## Prompt
Repeat the material word for word, starting at the line that contains "data-label-low: $91 [872,382,890,396]" and ending at the line that contains "version-label: 8.0 [344,486,360,501]", with both of those lines included.

## Data provided
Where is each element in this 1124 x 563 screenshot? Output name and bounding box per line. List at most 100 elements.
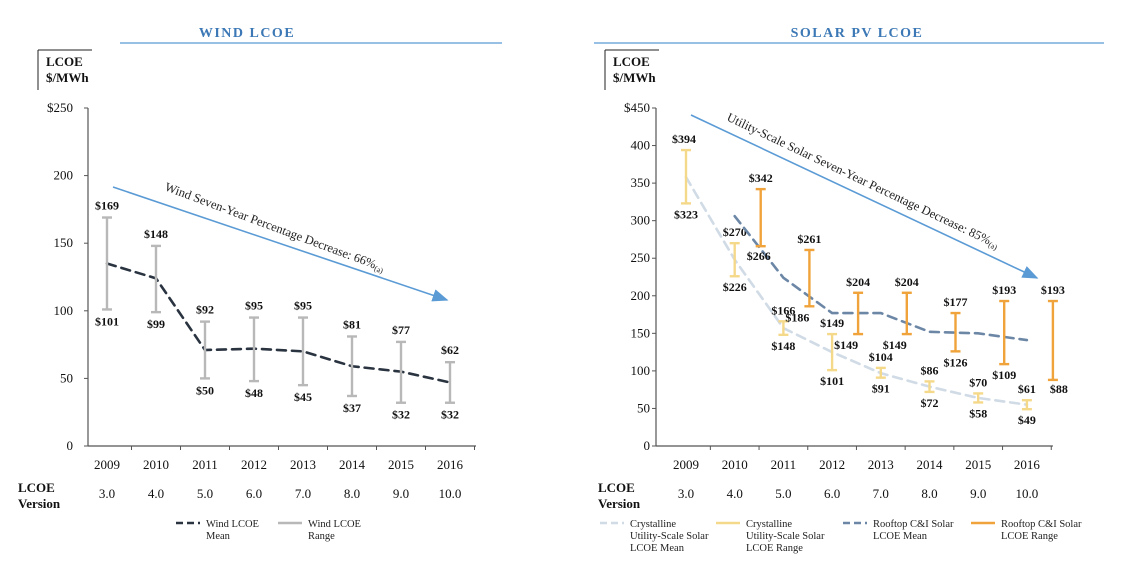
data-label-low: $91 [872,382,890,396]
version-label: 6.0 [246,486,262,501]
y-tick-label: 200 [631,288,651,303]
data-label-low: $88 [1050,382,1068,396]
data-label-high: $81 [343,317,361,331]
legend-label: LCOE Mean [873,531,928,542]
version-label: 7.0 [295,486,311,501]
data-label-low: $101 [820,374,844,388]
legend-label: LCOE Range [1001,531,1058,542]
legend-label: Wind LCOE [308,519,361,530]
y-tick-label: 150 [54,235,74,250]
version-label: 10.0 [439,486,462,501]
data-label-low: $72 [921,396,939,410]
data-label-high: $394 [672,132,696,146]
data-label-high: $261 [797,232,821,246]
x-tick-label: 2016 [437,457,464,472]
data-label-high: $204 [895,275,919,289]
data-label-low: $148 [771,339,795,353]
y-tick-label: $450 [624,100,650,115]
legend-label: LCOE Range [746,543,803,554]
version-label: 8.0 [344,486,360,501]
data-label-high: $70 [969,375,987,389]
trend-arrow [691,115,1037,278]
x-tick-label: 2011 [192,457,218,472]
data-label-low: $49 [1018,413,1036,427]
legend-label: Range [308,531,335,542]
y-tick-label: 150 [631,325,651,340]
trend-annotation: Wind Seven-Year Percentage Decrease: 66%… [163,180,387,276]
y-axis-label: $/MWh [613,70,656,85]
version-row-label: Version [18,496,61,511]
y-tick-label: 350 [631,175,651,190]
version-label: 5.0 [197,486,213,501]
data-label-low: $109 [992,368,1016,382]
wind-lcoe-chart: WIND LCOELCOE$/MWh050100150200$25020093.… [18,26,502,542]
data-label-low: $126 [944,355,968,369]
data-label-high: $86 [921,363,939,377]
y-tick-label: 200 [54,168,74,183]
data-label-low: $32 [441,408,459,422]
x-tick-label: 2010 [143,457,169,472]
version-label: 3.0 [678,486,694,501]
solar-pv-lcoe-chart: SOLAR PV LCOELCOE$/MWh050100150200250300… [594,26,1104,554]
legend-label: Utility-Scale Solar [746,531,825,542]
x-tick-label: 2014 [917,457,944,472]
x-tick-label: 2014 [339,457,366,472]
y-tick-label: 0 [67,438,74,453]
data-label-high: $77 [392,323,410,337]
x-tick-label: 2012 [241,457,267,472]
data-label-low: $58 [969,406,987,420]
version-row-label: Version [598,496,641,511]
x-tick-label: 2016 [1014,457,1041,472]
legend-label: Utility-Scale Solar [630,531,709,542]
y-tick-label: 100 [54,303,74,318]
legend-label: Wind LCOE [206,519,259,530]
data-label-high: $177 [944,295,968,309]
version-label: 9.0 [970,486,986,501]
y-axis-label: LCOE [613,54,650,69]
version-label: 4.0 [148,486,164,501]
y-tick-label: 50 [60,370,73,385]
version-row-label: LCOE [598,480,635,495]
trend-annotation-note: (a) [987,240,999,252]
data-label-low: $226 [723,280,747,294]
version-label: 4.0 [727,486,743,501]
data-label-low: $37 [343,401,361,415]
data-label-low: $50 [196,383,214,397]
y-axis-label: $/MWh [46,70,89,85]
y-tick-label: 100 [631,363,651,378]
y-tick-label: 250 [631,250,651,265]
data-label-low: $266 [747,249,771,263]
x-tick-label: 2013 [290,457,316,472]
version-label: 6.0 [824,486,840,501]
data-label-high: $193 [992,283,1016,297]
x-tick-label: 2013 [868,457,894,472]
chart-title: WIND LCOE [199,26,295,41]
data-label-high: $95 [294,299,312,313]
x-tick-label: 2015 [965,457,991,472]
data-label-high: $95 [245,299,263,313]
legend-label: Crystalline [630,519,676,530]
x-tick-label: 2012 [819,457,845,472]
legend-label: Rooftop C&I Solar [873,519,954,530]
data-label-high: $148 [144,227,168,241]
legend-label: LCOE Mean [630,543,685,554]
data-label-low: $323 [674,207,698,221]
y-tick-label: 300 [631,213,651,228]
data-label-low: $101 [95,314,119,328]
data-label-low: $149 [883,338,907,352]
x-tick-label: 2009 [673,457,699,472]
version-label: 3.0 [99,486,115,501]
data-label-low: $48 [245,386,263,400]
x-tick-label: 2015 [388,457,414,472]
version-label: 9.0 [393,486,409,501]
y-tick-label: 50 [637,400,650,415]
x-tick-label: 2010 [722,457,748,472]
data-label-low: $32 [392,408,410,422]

* * *

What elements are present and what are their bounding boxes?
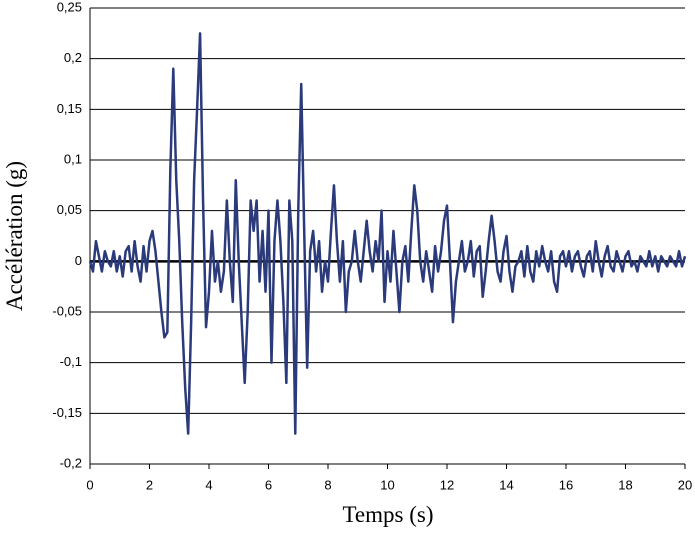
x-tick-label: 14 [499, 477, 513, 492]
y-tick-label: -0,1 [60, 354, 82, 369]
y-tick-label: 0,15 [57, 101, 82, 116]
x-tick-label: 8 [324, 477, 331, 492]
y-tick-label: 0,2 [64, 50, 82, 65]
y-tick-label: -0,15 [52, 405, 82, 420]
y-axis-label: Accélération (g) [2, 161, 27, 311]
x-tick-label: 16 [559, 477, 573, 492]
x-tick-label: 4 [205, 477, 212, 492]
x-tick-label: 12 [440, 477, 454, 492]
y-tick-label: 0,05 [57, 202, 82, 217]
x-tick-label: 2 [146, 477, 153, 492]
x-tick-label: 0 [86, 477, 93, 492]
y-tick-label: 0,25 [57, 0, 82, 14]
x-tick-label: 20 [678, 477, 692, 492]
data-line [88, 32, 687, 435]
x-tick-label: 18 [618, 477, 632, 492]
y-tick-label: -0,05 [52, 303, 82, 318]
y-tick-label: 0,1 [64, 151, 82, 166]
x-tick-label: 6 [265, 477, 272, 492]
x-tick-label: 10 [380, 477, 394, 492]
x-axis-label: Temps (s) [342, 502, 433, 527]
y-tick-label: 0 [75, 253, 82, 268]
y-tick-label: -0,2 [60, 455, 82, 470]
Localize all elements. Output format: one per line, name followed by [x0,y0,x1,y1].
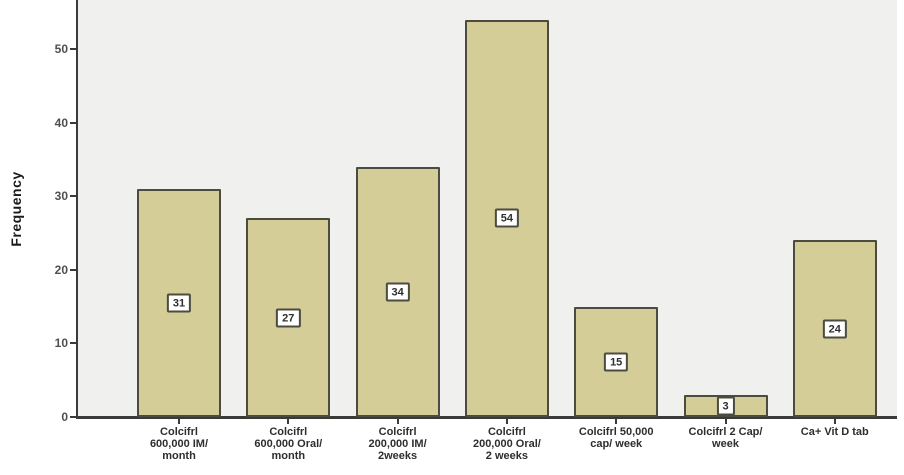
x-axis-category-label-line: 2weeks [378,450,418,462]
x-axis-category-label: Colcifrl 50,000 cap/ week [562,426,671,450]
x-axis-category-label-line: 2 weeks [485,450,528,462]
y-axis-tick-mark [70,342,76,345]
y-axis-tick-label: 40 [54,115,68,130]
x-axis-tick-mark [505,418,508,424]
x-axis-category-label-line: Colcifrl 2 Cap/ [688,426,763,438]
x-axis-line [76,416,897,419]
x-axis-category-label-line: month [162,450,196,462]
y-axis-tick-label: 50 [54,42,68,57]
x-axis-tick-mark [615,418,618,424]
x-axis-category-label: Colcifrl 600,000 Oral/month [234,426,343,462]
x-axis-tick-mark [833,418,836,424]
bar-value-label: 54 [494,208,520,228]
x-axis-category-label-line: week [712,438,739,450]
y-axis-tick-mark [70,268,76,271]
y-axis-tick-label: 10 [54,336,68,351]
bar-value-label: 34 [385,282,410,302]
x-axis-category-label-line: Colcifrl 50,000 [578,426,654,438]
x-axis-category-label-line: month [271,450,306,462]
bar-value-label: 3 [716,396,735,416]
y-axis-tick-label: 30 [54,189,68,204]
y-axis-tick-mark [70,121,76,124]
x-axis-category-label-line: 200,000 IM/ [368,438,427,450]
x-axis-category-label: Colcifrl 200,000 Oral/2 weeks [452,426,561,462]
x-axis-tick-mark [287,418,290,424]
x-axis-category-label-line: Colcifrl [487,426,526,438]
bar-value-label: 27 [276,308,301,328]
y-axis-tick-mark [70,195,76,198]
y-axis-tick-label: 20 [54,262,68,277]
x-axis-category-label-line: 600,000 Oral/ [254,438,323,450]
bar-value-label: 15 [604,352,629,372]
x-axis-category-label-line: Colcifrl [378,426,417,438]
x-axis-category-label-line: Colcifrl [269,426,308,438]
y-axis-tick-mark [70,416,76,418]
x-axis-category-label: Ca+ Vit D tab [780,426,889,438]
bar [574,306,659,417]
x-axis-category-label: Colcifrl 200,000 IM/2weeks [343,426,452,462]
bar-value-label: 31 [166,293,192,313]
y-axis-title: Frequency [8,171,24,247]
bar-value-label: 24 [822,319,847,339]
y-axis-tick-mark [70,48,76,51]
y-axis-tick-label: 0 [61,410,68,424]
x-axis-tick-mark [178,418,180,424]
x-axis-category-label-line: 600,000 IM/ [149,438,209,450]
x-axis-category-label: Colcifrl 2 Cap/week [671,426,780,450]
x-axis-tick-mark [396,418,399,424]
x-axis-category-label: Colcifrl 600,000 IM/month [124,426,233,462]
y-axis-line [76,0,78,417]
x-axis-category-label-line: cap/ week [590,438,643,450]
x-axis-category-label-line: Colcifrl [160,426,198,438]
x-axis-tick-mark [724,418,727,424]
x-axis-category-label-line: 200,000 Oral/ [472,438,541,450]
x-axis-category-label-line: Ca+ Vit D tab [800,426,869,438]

* * *

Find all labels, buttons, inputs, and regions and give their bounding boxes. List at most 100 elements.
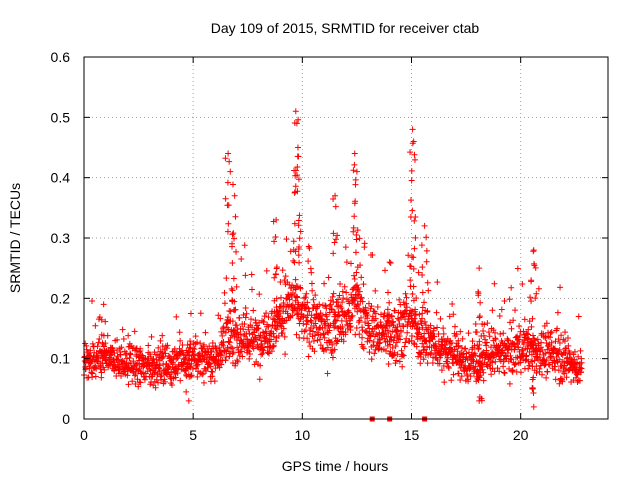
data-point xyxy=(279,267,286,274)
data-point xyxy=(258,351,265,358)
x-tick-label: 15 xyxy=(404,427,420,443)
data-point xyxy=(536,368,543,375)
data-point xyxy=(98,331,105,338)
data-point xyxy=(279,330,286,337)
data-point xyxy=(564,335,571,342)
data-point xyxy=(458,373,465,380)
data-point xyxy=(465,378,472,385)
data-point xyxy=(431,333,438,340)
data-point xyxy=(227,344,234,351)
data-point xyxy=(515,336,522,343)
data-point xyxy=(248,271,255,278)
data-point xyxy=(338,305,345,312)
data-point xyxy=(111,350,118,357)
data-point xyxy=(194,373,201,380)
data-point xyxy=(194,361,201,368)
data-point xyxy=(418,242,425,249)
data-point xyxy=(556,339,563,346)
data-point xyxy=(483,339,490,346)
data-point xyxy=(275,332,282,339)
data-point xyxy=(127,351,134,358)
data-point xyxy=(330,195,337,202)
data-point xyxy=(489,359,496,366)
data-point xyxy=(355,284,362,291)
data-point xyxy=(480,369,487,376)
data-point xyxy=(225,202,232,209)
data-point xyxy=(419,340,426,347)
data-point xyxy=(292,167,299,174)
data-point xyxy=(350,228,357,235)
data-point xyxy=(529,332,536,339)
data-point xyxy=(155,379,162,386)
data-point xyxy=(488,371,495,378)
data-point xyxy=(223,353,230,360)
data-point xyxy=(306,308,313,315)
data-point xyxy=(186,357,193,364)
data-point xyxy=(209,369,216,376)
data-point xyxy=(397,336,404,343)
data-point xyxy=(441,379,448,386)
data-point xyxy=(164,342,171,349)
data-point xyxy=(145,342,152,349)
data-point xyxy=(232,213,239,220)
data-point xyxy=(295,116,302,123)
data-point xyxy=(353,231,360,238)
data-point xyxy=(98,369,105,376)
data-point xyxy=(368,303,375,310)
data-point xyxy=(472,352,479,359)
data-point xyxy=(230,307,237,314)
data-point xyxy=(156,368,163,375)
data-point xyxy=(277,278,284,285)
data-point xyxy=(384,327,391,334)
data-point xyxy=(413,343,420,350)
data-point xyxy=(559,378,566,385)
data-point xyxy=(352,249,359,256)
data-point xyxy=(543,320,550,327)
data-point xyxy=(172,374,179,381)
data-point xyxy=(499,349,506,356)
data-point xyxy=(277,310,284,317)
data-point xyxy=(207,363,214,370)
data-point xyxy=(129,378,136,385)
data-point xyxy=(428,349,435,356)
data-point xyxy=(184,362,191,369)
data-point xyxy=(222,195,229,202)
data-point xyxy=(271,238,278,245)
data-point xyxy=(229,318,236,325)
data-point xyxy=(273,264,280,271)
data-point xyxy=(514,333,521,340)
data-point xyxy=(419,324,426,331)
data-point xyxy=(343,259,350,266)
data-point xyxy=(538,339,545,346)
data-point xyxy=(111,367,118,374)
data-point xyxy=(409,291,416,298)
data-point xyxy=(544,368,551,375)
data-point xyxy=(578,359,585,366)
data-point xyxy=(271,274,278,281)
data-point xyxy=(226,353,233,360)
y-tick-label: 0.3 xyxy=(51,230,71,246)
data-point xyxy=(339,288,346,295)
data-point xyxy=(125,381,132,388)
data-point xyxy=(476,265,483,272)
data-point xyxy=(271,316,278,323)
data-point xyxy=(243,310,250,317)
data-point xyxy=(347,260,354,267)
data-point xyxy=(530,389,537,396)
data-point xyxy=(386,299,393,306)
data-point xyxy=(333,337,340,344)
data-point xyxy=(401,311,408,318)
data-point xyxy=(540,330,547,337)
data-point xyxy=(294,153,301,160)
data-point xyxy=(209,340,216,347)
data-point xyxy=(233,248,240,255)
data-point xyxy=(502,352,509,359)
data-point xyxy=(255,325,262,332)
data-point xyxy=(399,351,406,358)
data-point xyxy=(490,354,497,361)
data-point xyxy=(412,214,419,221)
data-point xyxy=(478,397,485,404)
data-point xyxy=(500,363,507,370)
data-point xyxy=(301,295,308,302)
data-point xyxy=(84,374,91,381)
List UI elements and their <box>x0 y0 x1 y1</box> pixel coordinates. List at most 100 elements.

## Task answer
data-label-low: $91 [872,382,890,396]
version-label: 6.0 [246,486,262,501]
y-tick-label: 200 [631,288,651,303]
data-label-low: $88 [1050,382,1068,396]
data-label-high: $81 [343,317,361,331]
legend-label: LCOE Mean [873,531,928,542]
version-label: 7.0 [295,486,311,501]
data-label-low: $101 [820,374,844,388]
legend-label: LCOE Range [1001,531,1058,542]
legend-label: Wind LCOE [308,519,361,530]
y-tick-label: 150 [54,235,74,250]
version-label: 10.0 [439,486,462,501]
data-label-low: $72 [921,396,939,410]
data-label-high: $394 [672,132,696,146]
data-label-high: $261 [797,232,821,246]
x-tick-label: 2016 [437,457,464,472]
data-label-high: $204 [895,275,919,289]
data-label-low: $148 [771,339,795,353]
y-tick-label: $450 [624,100,650,115]
legend-label: LCOE Range [746,543,803,554]
version-label: 8.0 [344,486,360,501]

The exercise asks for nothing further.